>> Begin INFORMATION SUPPLIED
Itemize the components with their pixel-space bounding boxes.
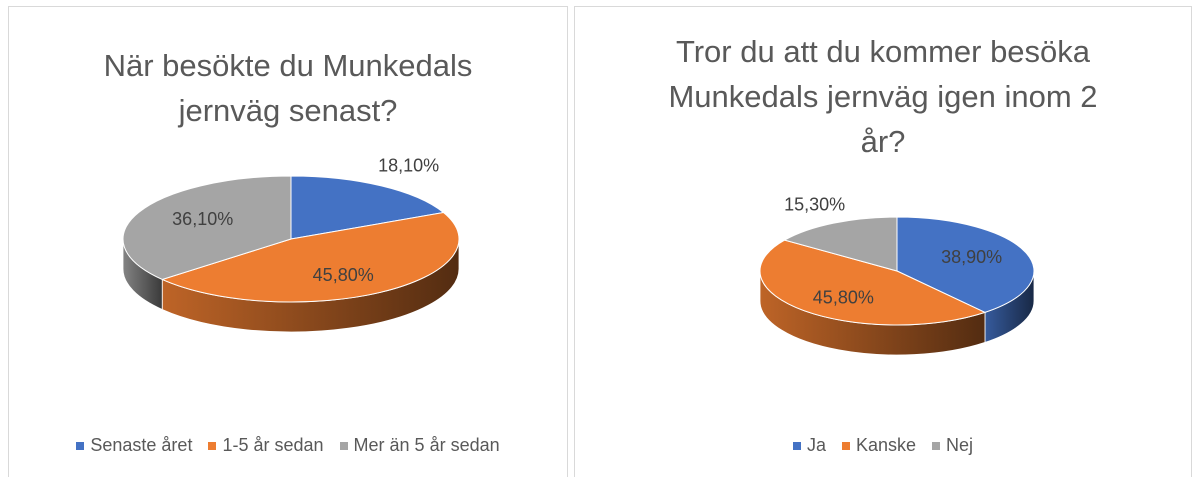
legend-label: Mer än 5 år sedan bbox=[353, 435, 500, 455]
data-label: 15,30% bbox=[784, 194, 845, 214]
data-label: 36,10% bbox=[172, 209, 233, 229]
legend-swatch bbox=[841, 441, 850, 450]
legend-swatch bbox=[792, 441, 801, 450]
pie-chart: 38,90% 45,80% 15,30% bbox=[759, 194, 1035, 356]
pie-slice bbox=[122, 175, 292, 311]
chart-panel: När besökte du Munkedals jernväg senast?… bbox=[8, 6, 568, 477]
chart-title: Tror du att du kommer besöka Munkedals j… bbox=[668, 34, 1098, 159]
slice-top bbox=[783, 216, 898, 272]
slice-top bbox=[290, 175, 445, 240]
chart-title: När besökte du Munkedals jernväg senast? bbox=[103, 48, 473, 128]
legend-item: Senaste året bbox=[76, 435, 192, 456]
legend-swatch bbox=[339, 441, 348, 450]
legend-swatch bbox=[208, 441, 217, 450]
legend-item: Ja bbox=[792, 435, 826, 456]
legend-label: Ja bbox=[806, 435, 826, 455]
legend-label: Kanske bbox=[855, 435, 917, 455]
pie-slice bbox=[290, 175, 445, 240]
pie-slice bbox=[759, 239, 987, 356]
pie-slice bbox=[160, 212, 460, 333]
chart-panel: Tror du att du kommer besöka Munkedals j… bbox=[574, 6, 1192, 477]
legend-label: 1-5 år sedan bbox=[222, 435, 324, 455]
data-label: 38,90% bbox=[941, 247, 1002, 267]
legend-item: Kanske bbox=[841, 435, 917, 456]
legend-label: Nej bbox=[946, 435, 974, 455]
slice-top bbox=[759, 239, 987, 326]
legend-item: Nej bbox=[932, 435, 973, 456]
data-label: 45,80% bbox=[313, 265, 374, 285]
slice-top bbox=[122, 175, 292, 280]
legend-swatch bbox=[76, 441, 85, 450]
legend-item: Mer än 5 år sedan bbox=[339, 435, 500, 456]
legend: Senaste året 1-5 år sedan Mer än 5 år seda… bbox=[9, 435, 567, 456]
slice-top bbox=[896, 216, 1035, 313]
slice-top bbox=[160, 212, 460, 303]
data-label: 45,80% bbox=[813, 287, 874, 307]
legend: Ja Kanske Nej bbox=[575, 435, 1191, 456]
legend-label: Senaste året bbox=[90, 435, 193, 455]
pie-slice bbox=[783, 216, 898, 272]
pie-chart: 18,10% 45,80% 36,10% bbox=[122, 155, 460, 333]
data-label: 18,10% bbox=[378, 155, 439, 175]
legend-item: 1-5 år sedan bbox=[208, 435, 324, 456]
legend-swatch bbox=[932, 441, 941, 450]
>> End INFORMATION SUPPLIED
*GOAL*:
Copy the records above line for line, without any change, leaving out the picture.

*EXERCISE RESULT*:
Itemize the components with their pixel-space bounding boxes.
legend-label: Mer än 5 år sedan bbox=[353, 435, 500, 455]
data-label: 15,30% bbox=[784, 194, 845, 214]
data-label: 36,10% bbox=[172, 209, 233, 229]
legend-swatch bbox=[841, 441, 850, 450]
legend-swatch bbox=[792, 441, 801, 450]
pie-chart: 38,90% 45,80% 15,30% bbox=[759, 194, 1035, 356]
pie-slice bbox=[122, 175, 292, 311]
chart-panel: När besökte du Munkedals jernväg senast?… bbox=[8, 6, 568, 477]
chart-title: Tror du att du kommer besöka Munkedals j… bbox=[668, 34, 1098, 159]
slice-top bbox=[783, 216, 898, 272]
slice-top bbox=[290, 175, 445, 240]
chart-title: När besökte du Munkedals jernväg senast? bbox=[103, 48, 473, 128]
legend-item: Senaste året bbox=[76, 435, 192, 456]
legend-swatch bbox=[339, 441, 348, 450]
legend-swatch bbox=[208, 441, 217, 450]
legend-item: Ja bbox=[792, 435, 826, 456]
legend-label: Ja bbox=[806, 435, 826, 455]
legend-label: Kanske bbox=[855, 435, 917, 455]
pie-slice bbox=[290, 175, 445, 240]
pie-slice bbox=[759, 239, 987, 356]
pie-slice bbox=[160, 212, 460, 333]
chart-panel: Tror du att du kommer besöka Munkedals j… bbox=[574, 6, 1192, 477]
legend-label: 1-5 år sedan bbox=[222, 435, 324, 455]
data-label: 38,90% bbox=[941, 247, 1002, 267]
legend-item: Kanske bbox=[841, 435, 917, 456]
legend-label: Nej bbox=[946, 435, 974, 455]
slice-top bbox=[759, 239, 987, 326]
legend-item: Nej bbox=[932, 435, 973, 456]
data-label: 45,80% bbox=[313, 265, 374, 285]
slice-top bbox=[122, 175, 292, 280]
legend-swatch bbox=[76, 441, 85, 450]
legend-item: Mer än 5 år sedan bbox=[339, 435, 500, 456]
legend: Senaste året 1-5 år sedan Mer än 5 år seda… bbox=[9, 435, 567, 456]
slice-top bbox=[896, 216, 1035, 313]
slice-top bbox=[160, 212, 460, 303]
data-label: 45,80% bbox=[813, 287, 874, 307]
legend: Ja Kanske Nej bbox=[575, 435, 1191, 456]
legend-label: Senaste året bbox=[90, 435, 193, 455]
pie-slice bbox=[783, 216, 898, 272]
pie-chart: 18,10% 45,80% 36,10% bbox=[122, 155, 460, 333]
data-label: 18,10% bbox=[378, 155, 439, 175]
legend-item: 1-5 år sedan bbox=[208, 435, 324, 456]
legend-swatch bbox=[932, 441, 941, 450]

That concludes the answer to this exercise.